Key points

  • CrowdStrike stock has been surging in recent days.

  • A major catalyst was an upgrade and price target raise by a leading Wall Street analyst.

  • Is CrowdStrike stock a buy?

The Wall Street analyst upgraded the stock to buy and raised the price target for CrowdStrike.

CrowdStrike (NASDAQ: CRWD) stock has been surging as of late, up about 8% this week to roughly $386 per share.

The leading enterprise cybersecurity firm had soared as high as $392 per share on Tuesday before falling back a bit. But the AI stock was still up about 4% as of Tuesday afternoon.

The most recent catalyst for CrowdStrike was a vote of confidence from a leading Wall Street firm, BTIG, which upgraded CrowdStrike stock and boosted its price target.

BTIG analyst Gray Powell issued a buy rating for CrowdStrike, upgrading it from neutral, and set a $431 per share price target. That’s about 11% higher than the current stock price. Should investors heed BTIG’s recommendation?

Turning the page on the summer outage

CrowdStrike has seen strong revenue growth, although it slowed in 2024 compared to the previous year. Still, the firm experienced a 29% increase in revenue last year, including a 25% increase in Q4. Further, its annual recurring revenue grew 23% year-over-year to $4.24 billion – with $224.3 million of net new ARR added in the quarter.

However, it had a $92 million net loss in Q4, compared to net income of $54 million in the fourth quarter of the previous year. And for the full fiscal year, CrowdStrike had a net loss of $19 million, compared to net income of $89 million the previous fiscal year.

CrowdStrike is still feeling the effects from the CrowdStrike outage that occurred last summer, which temporarily crashed Microsoft Windows and disrupted a range of businesses. Not only was it a PR setback for CrowdStrike, it delayed some deals that the company had in the works.

However, Powell believes the impact from the outage is now behind CrowdStrike.

The “IT outage [is] now eight months in the rearview mirror,” Powell wrote in a research note, reported Barron’s. “And our checks the last few months lead us to believe that partners and customers have largely moved on from it.”

- _Required work_
A. In the CrowdStrike stock article, can you turn the paragraph beginning "CrowdStrike has seen strong revenue growth" into a short bulleted list that keeps its main figures?
B. Could you carry the CrowdStrike stock article forward with a few more paragraphs, picking up after Powell's quoted remarks?

- _Information shown_
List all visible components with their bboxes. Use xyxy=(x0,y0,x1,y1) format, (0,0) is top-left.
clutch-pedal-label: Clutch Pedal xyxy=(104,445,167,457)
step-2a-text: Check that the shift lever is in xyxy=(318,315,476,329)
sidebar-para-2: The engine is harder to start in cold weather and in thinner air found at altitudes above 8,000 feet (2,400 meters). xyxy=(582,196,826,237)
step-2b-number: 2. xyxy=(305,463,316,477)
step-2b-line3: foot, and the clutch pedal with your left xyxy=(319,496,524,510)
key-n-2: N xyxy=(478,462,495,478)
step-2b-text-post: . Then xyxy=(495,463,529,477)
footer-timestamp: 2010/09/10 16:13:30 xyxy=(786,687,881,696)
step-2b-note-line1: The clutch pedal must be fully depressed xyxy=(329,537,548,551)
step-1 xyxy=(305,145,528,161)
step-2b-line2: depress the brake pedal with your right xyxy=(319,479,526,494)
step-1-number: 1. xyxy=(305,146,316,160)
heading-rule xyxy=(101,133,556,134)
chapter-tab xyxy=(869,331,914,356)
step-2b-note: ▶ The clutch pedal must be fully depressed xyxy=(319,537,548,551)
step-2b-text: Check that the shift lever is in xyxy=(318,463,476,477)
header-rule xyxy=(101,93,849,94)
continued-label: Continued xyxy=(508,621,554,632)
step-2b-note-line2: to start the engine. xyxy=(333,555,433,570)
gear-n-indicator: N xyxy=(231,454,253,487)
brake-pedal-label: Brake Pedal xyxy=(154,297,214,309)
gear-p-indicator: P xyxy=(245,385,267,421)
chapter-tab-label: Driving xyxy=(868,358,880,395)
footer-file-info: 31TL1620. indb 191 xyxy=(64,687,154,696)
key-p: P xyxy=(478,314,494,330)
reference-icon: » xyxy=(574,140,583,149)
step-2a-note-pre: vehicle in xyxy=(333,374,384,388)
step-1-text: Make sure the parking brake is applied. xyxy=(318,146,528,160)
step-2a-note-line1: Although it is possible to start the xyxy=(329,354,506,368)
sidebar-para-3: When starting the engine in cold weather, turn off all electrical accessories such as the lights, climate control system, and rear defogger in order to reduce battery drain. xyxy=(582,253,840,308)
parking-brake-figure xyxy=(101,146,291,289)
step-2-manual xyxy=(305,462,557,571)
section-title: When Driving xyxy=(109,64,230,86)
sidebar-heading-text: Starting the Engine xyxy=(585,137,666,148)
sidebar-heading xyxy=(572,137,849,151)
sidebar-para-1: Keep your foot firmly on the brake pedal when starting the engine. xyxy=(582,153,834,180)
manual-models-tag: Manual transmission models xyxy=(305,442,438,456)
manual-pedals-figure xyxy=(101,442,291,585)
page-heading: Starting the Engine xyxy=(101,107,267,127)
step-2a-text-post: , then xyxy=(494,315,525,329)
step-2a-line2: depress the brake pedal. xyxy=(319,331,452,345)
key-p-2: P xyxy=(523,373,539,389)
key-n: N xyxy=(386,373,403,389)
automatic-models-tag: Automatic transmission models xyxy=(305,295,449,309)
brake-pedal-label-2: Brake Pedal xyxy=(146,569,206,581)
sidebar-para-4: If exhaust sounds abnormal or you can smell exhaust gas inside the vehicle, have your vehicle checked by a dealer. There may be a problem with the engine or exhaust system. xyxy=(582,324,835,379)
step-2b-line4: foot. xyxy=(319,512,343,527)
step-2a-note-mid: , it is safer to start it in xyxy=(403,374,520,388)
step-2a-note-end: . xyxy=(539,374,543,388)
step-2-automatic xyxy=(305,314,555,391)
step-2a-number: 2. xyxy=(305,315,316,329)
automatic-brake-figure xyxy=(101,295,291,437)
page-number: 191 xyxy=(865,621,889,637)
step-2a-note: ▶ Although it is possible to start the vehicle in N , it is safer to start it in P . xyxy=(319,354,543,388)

- _Results of the tasks_
A.
- Revenue growth was strong, though it slowed in 2024 compared with the previous year.
- Revenue rose 29% last year, including a 25% increase in Q4.
- Annual recurring revenue grew 23% year-over-year to $4.24 billion.
- $224.3 million of net new ARR was added in the quarter.

B.
He also calls CrowdStrike the “cleanest platform play across the security software space.” Further, Powell said the company has “demonstrated its dominance in the core endpoint security target market,” reporting Investing.com.

Is CrowdStrike stock a buy?

For these reasons, and others, Powell believes that CrowdStrike has more long-term earnings power than most of his counterparts.

The company is calling for Q1 2026 revenue of $1.100 billion to $1.106 billion, which is in line with Q4. Note, this is CrowdStrike’s 2026 fiscal year. But the full year revenue target of $4.743 billion to $4.805 billion for fiscal 2026 is 20% higher than the last fiscal year at the low end.

Looking out to fiscal 2027, Powell expects the company to generate $6.225 billion to $6.579 billion in ARR, which would be higher than the consensus estimate of $6.116 billion. BTIG’s see 2.5% to 8% ARR growth in fiscal 2027, but Powell contends it is more likely to come in at the high end of that range.

BTIG’s price target is a little higher than the median price target of $420, which would suggest 8% growth. I’d be more inclined to side with the median, as CrowdStrike is still forecasting lower adjusted net income for Q1 and the full fiscal year. Plus, its P/E is sky-high at 401, with a forward P/E of 108.  

CrowdStrike stock is up 12.5% YTD, but at this valuation, and coming off a year of net losses, with lukewarm guidance, I’d be in wait-and-see mode.